■ DIRECTIONS FOR THIS TASK ■
Word for word, retype every entry in the listing.

(Data records)
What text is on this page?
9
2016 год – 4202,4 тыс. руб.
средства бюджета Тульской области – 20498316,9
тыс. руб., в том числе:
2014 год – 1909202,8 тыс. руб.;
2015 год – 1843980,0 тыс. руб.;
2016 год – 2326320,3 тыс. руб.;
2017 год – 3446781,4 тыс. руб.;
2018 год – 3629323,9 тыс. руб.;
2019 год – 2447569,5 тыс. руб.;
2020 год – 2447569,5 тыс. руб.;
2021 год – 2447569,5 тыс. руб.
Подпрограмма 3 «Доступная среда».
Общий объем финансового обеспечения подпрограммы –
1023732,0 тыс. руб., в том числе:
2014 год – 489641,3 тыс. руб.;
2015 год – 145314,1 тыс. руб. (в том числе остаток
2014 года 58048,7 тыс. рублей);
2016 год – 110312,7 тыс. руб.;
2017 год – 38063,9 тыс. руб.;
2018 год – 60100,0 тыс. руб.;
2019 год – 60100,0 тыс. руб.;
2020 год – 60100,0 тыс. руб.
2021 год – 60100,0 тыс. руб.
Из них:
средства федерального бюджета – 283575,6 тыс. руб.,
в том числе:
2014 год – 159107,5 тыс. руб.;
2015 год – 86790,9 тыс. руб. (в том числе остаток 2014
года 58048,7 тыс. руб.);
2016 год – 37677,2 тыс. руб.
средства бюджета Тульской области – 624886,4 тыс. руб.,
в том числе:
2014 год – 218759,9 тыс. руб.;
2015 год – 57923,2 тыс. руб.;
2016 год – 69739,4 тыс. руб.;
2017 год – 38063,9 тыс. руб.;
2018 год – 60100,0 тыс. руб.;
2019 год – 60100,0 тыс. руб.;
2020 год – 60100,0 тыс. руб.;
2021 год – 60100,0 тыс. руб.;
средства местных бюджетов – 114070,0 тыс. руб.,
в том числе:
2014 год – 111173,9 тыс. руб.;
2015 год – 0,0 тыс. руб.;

■ SOLUTION TO THIS PROBLEM ■
What text is on this page?
9
2016 год – 4202,4 тыс. руб.
средства бюджета Тульской области – 20498316,9
тыс. руб., в том числе:
2014 год – 1909202,8 тыс. руб.;
2015 год – 1843980,0 тыс. руб.;
2016 год – 2326320,3 тыс. руб.;
2017 год – 3446781,4 тыс. руб.;
2018 год – 3629323,9 тыс. руб.;
2019 год – 2447569,5 тыс. руб.;
2020 год – 2447569,5 тыс. руб.;
2021 год – 2447569,5 тыс. руб.
Подпрограмма 3 «Доступная среда».
Общий объем финансового обеспечения подпрограммы –
1023732,0 тыс. руб., в том числе:
2014 год – 489641,3 тыс. руб.;
2015 год – 145314,1 тыс. руб. (в том числе остаток
2014 года 58048,7 тыс. рублей);
2016 год – 110312,7 тыс. руб.;
2017 год – 38063,9 тыс. руб.;
2018 год – 60100,0 тыс. руб.;
2019 год – 60100,0 тыс. руб.;
2020 год – 60100,0 тыс. руб.
2021 год – 60100,0 тыс. руб.
Из них:
средства федерального бюджета – 283575,6 тыс. руб.,
в том числе:
2014 год – 159107,5 тыс. руб.;
2015 год – 86790,9 тыс. руб. (в том числе остаток 2014
года 58048,7 тыс. руб.);
2016 год – 37677,2 тыс. руб.
средства бюджета Тульской области – 624886,4 тыс. руб.,
в том числе:
2014 год – 218759,9 тыс. руб.;
2015 год – 57923,2 тыс. руб.;
2016 год – 69739,4 тыс. руб.;
2017 год – 38063,9 тыс. руб.;
2018 год – 60100,0 тыс. руб.;
2019 год – 60100,0 тыс. руб.;
2020 год – 60100,0 тыс. руб.;
2021 год – 60100,0 тыс. руб.;
средства местных бюджетов – 114070,0 тыс. руб.,
в том числе:
2014 год – 111173,9 тыс. руб.;
2015 год – 0,0 тыс. руб.;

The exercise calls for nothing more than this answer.